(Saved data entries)

## START

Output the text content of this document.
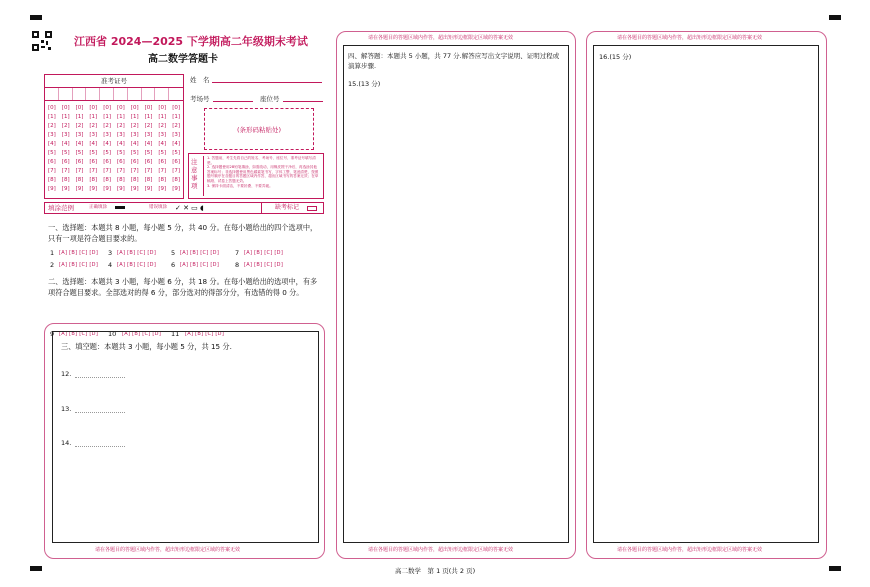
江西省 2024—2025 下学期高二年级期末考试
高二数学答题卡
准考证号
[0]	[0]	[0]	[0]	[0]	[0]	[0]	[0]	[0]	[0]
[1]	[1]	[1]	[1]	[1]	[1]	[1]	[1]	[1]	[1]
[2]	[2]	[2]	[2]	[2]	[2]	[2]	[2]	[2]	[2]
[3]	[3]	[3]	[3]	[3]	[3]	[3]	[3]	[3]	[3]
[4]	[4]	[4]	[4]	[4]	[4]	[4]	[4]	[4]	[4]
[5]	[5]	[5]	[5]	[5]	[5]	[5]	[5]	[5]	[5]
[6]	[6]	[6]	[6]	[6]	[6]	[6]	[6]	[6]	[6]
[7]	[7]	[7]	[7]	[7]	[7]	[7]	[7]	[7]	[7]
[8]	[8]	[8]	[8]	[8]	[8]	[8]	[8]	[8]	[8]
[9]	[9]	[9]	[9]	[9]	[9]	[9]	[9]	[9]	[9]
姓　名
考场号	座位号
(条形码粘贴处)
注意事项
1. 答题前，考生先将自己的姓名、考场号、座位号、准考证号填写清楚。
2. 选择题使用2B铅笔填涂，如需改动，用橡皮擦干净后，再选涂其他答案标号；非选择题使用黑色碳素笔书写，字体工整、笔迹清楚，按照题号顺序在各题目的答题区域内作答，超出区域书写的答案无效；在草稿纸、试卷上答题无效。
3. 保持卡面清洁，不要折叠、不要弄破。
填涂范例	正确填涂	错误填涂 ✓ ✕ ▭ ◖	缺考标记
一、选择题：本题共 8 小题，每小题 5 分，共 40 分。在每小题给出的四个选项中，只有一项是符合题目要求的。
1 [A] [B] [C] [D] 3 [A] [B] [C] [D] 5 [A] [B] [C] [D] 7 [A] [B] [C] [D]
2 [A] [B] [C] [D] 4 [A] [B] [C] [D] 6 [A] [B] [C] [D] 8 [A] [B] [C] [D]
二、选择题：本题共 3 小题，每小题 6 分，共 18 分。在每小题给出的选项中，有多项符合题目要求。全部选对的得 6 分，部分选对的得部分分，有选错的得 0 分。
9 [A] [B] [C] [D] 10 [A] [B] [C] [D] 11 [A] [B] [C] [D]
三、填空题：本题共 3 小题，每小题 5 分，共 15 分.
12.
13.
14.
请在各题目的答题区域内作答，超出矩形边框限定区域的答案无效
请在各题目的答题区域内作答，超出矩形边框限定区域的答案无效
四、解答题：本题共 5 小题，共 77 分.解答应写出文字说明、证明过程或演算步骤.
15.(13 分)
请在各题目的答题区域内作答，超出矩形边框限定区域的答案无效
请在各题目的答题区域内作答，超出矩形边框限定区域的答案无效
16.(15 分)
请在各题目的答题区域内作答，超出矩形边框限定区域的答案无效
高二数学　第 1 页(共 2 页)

## END

- _DIRECTION_
Reproduce the material word for word. Any pictures should be left out of the copy.

- _TASK ANSWER_
Output the text content of this document.
江西省 2024—2025 下学期高二年级期末考试
高二数学答题卡
准考证号
[0]	[0]	[0]	[0]	[0]	[0]	[0]	[0]	[0]	[0]
[1]	[1]	[1]	[1]	[1]	[1]	[1]	[1]	[1]	[1]
[2]	[2]	[2]	[2]	[2]	[2]	[2]	[2]	[2]	[2]
[3]	[3]	[3]	[3]	[3]	[3]	[3]	[3]	[3]	[3]
[4]	[4]	[4]	[4]	[4]	[4]	[4]	[4]	[4]	[4]
[5]	[5]	[5]	[5]	[5]	[5]	[5]	[5]	[5]	[5]
[6]	[6]	[6]	[6]	[6]	[6]	[6]	[6]	[6]	[6]
[7]	[7]	[7]	[7]	[7]	[7]	[7]	[7]	[7]	[7]
[8]	[8]	[8]	[8]	[8]	[8]	[8]	[8]	[8]	[8]
[9]	[9]	[9]	[9]	[9]	[9]	[9]	[9]	[9]	[9]
姓　名
考场号	座位号
(条形码粘贴处)
注意事项
1. 答题前，考生先将自己的姓名、考场号、座位号、准考证号填写清楚。
2. 选择题使用2B铅笔填涂，如需改动，用橡皮擦干净后，再选涂其他答案标号；非选择题使用黑色碳素笔书写，字体工整、笔迹清楚，按照题号顺序在各题目的答题区域内作答，超出区域书写的答案无效；在草稿纸、试卷上答题无效。
3. 保持卡面清洁，不要折叠、不要弄破。
填涂范例	正确填涂	错误填涂 ✓ ✕ ▭ ◖	缺考标记
一、选择题：本题共 8 小题，每小题 5 分，共 40 分。在每小题给出的四个选项中，只有一项是符合题目要求的。
1 [A] [B] [C] [D] 3 [A] [B] [C] [D] 5 [A] [B] [C] [D] 7 [A] [B] [C] [D]
2 [A] [B] [C] [D] 4 [A] [B] [C] [D] 6 [A] [B] [C] [D] 8 [A] [B] [C] [D]
二、选择题：本题共 3 小题，每小题 6 分，共 18 分。在每小题给出的选项中，有多项符合题目要求。全部选对的得 6 分，部分选对的得部分分，有选错的得 0 分。
9 [A] [B] [C] [D] 10 [A] [B] [C] [D] 11 [A] [B] [C] [D]
三、填空题：本题共 3 小题，每小题 5 分，共 15 分.
12.
13.
14.
请在各题目的答题区域内作答，超出矩形边框限定区域的答案无效
请在各题目的答题区域内作答，超出矩形边框限定区域的答案无效
四、解答题：本题共 5 小题，共 77 分.解答应写出文字说明、证明过程或演算步骤.
15.(13 分)
请在各题目的答题区域内作答，超出矩形边框限定区域的答案无效
请在各题目的答题区域内作答，超出矩形边框限定区域的答案无效
16.(15 分)
请在各题目的答题区域内作答，超出矩形边框限定区域的答案无效
高二数学　第 1 页(共 2 页)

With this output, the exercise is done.